§ **What is expected**: Copy out all lines that hold "bbox".

§ **Dataset records**:
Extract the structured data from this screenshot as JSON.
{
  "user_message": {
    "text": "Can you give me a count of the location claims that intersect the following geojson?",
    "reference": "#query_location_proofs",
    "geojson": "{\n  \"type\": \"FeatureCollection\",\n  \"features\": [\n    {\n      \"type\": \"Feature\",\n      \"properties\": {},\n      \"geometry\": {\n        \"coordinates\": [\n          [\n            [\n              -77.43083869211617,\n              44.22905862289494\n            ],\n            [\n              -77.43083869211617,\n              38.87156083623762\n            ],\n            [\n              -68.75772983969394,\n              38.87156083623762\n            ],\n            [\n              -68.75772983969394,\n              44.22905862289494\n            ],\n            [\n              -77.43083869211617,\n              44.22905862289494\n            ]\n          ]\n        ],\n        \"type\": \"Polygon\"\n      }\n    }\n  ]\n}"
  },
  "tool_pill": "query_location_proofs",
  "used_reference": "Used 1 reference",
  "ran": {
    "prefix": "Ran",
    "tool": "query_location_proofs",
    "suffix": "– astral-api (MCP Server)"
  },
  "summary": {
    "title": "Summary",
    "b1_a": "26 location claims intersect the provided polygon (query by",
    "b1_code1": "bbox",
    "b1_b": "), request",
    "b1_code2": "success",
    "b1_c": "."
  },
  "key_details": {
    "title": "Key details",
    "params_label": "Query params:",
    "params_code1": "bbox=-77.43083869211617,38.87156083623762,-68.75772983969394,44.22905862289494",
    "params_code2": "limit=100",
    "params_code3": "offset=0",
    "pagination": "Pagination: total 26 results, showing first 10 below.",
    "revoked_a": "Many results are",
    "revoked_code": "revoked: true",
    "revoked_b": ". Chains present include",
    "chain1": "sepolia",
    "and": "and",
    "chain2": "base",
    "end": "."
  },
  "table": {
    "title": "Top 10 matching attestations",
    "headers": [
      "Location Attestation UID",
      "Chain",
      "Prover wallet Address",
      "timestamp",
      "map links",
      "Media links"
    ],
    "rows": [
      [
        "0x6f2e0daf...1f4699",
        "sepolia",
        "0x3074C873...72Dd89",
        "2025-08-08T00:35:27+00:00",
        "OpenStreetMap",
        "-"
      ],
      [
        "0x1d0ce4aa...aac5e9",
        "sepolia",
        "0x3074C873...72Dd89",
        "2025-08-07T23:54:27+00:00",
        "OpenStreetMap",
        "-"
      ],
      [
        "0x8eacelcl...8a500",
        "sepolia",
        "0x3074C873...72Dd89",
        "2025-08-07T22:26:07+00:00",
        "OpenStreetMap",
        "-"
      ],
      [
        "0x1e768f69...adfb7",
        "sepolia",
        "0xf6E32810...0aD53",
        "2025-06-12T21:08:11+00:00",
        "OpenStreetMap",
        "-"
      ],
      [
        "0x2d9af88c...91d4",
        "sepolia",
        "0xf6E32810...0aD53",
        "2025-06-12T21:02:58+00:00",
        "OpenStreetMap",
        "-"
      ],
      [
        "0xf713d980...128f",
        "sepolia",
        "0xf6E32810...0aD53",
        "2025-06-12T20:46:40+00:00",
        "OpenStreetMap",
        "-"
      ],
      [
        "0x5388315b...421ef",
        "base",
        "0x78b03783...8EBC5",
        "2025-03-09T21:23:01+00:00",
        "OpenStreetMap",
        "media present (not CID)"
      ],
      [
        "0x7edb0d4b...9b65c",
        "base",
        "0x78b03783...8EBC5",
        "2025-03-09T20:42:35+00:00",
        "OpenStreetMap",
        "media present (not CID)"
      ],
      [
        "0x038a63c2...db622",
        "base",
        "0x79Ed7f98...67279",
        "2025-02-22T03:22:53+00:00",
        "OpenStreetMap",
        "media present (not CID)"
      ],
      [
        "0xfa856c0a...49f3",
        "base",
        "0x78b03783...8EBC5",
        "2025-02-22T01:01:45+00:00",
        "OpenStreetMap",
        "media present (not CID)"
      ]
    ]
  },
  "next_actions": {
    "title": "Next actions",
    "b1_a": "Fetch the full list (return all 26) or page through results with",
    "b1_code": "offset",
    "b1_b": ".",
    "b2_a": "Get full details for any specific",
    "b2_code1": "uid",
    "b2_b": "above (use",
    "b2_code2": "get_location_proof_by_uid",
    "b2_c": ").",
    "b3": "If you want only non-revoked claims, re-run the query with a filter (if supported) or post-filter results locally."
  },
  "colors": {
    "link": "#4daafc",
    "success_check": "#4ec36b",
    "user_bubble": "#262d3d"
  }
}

§ **Task solution**:
    "b1_code1": "bbox",
    "params_code1": "bbox=-77.43083869211617,38.87156083623762,-68.75772983969394,44.22905862289494",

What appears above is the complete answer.